(Saved data entries)
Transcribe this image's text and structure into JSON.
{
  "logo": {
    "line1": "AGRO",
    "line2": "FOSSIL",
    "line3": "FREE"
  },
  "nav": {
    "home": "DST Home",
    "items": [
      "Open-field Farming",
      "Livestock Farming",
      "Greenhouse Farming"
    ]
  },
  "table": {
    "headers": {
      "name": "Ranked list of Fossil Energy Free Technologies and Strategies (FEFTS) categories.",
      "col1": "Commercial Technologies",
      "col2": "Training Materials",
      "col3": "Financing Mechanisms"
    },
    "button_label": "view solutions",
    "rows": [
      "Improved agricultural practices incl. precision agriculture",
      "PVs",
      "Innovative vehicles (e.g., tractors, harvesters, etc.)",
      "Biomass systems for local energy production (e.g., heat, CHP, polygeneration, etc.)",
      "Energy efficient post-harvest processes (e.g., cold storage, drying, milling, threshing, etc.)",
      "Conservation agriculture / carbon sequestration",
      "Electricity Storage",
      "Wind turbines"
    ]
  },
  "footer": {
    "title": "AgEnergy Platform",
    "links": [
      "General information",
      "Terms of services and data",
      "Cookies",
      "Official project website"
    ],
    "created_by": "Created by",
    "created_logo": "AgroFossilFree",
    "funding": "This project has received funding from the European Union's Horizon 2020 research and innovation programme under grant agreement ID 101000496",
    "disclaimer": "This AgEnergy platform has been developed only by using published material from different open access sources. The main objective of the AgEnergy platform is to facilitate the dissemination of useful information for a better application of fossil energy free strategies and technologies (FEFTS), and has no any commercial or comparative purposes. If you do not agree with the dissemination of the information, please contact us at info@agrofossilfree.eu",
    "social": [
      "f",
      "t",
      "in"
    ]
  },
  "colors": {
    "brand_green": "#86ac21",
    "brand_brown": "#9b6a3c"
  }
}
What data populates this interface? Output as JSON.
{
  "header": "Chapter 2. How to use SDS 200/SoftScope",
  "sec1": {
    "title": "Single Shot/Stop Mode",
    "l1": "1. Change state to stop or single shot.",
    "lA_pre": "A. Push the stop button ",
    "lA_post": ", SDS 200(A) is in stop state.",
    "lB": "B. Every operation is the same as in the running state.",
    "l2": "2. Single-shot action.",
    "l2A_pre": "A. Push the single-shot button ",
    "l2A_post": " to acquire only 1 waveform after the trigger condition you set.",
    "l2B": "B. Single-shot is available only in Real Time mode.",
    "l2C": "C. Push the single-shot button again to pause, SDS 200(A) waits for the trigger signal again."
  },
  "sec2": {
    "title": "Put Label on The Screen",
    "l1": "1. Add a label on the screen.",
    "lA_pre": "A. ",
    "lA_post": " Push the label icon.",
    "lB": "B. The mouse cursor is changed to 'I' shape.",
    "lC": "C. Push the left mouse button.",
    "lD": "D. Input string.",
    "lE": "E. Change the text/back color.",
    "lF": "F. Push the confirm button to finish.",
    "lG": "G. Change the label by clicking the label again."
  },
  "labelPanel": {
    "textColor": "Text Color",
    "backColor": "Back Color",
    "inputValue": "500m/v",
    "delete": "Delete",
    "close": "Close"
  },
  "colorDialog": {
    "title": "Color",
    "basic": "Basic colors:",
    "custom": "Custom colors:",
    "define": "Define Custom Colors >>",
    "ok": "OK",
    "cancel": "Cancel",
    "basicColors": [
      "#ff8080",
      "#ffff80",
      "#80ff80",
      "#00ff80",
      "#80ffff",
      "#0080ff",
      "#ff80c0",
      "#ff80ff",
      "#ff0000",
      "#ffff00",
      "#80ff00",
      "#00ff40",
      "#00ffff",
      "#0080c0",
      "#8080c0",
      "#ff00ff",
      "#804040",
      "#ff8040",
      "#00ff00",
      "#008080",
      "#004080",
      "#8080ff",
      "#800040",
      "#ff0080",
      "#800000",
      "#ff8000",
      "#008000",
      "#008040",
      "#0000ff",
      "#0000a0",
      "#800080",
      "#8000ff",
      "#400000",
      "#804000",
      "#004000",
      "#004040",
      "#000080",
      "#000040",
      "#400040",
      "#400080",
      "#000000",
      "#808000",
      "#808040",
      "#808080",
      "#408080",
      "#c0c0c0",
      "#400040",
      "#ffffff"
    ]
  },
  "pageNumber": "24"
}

◆ WHAT IS EXPECTED: Copy out every entry again, exactly as it was given.

◆ SOLUTION:
Transcribe this image's text and structure into JSON.
{
  "logo": {
    "line1": "AGRO",
    "line2": "FOSSIL",
    "line3": "FREE"
  },
  "nav": {
    "home": "DST Home",
    "items": [
      "Open-field Farming",
      "Livestock Farming",
      "Greenhouse Farming"
    ]
  },
  "table": {
    "headers": {
      "name": "Ranked list of Fossil Energy Free Technologies and Strategies (FEFTS) categories.",
      "col1": "Commercial Technologies",
      "col2": "Training Materials",
      "col3": "Financing Mechanisms"
    },
    "button_label": "view solutions",
    "rows": [
      "Improved agricultural practices incl. precision agriculture",
      "PVs",
      "Innovative vehicles (e.g., tractors, harvesters, etc.)",
      "Biomass systems for local energy production (e.g., heat, CHP, polygeneration, etc.)",
      "Energy efficient post-harvest processes (e.g., cold storage, drying, milling, threshing, etc.)",
      "Conservation agriculture / carbon sequestration",
      "Electricity Storage",
      "Wind turbines"
    ]
  },
  "footer": {
    "title": "AgEnergy Platform",
    "links": [
      "General information",
      "Terms of services and data",
      "Cookies",
      "Official project website"
    ],
    "created_by": "Created by",
    "created_logo": "AgroFossilFree",
    "funding": "This project has received funding from the European Union's Horizon 2020 research and innovation programme under grant agreement ID 101000496",
    "disclaimer": "This AgEnergy platform has been developed only by using published material from different open access sources. The main objective of the AgEnergy platform is to facilitate the dissemination of useful information for a better application of fossil energy free strategies and technologies (FEFTS), and has no any commercial or comparative purposes. If you do not agree with the dissemination of the information, please contact us at info@agrofossilfree.eu",
    "social": [
      "f",
      "t",
      "in"
    ]
  },
  "colors": {
    "brand_green": "#86ac21",
    "brand_brown": "#9b6a3c"
  }
}
What data populates this interface? Output as JSON.
{
  "header": "Chapter 2. How to use SDS 200/SoftScope",
  "sec1": {
    "title": "Single Shot/Stop Mode",
    "l1": "1. Change state to stop or single shot.",
    "lA_pre": "A. Push the stop button ",
    "lA_post": ", SDS 200(A) is in stop state.",
    "lB": "B. Every operation is the same as in the running state.",
    "l2": "2. Single-shot action.",
    "l2A_pre": "A. Push the single-shot button ",
    "l2A_post": " to acquire only 1 waveform after the trigger condition you set.",
    "l2B": "B. Single-shot is available only in Real Time mode.",
    "l2C": "C. Push the single-shot button again to pause, SDS 200(A) waits for the trigger signal again."
  },
  "sec2": {
    "title": "Put Label on The Screen",
    "l1": "1. Add a label on the screen.",
    "lA_pre": "A. ",
    "lA_post": " Push the label icon.",
    "lB": "B. The mouse cursor is changed to 'I' shape.",
    "lC": "C. Push the left mouse button.",
    "lD": "D. Input string.",
    "lE": "E. Change the text/back color.",
    "lF": "F. Push the confirm button to finish.",
    "lG": "G. Change the label by clicking the label again."
  },
  "labelPanel": {
    "textColor": "Text Color",
    "backColor": "Back Color",
    "inputValue": "500m/v",
    "delete": "Delete",
    "close": "Close"
  },
  "colorDialog": {
    "title": "Color",
    "basic": "Basic colors:",
    "custom": "Custom colors:",
    "define": "Define Custom Colors >>",
    "ok": "OK",
    "cancel": "Cancel",
    "basicColors": [
      "#ff8080",
      "#ffff80",
      "#80ff80",
      "#00ff80",
      "#80ffff",
      "#0080ff",
      "#ff80c0",
      "#ff80ff",
      "#ff0000",
      "#ffff00",
      "#80ff00",
      "#00ff40",
      "#00ffff",
      "#0080c0",
      "#8080c0",
      "#ff00ff",
      "#804040",
      "#ff8040",
      "#00ff00",
      "#008080",
      "#004080",
      "#8080ff",
      "#800040",
      "#ff0080",
      "#800000",
      "#ff8000",
      "#008000",
      "#008040",
      "#0000ff",
      "#0000a0",
      "#800080",
      "#8000ff",
      "#400000",
      "#804000",
      "#004000",
      "#004040",
      "#000080",
      "#000040",
      "#400040",
      "#400080",
      "#000000",
      "#808000",
      "#808040",
      "#808080",
      "#408080",
      "#c0c0c0",
      "#400040",
      "#ffffff"
    ]
  },
  "pageNumber": "24"
}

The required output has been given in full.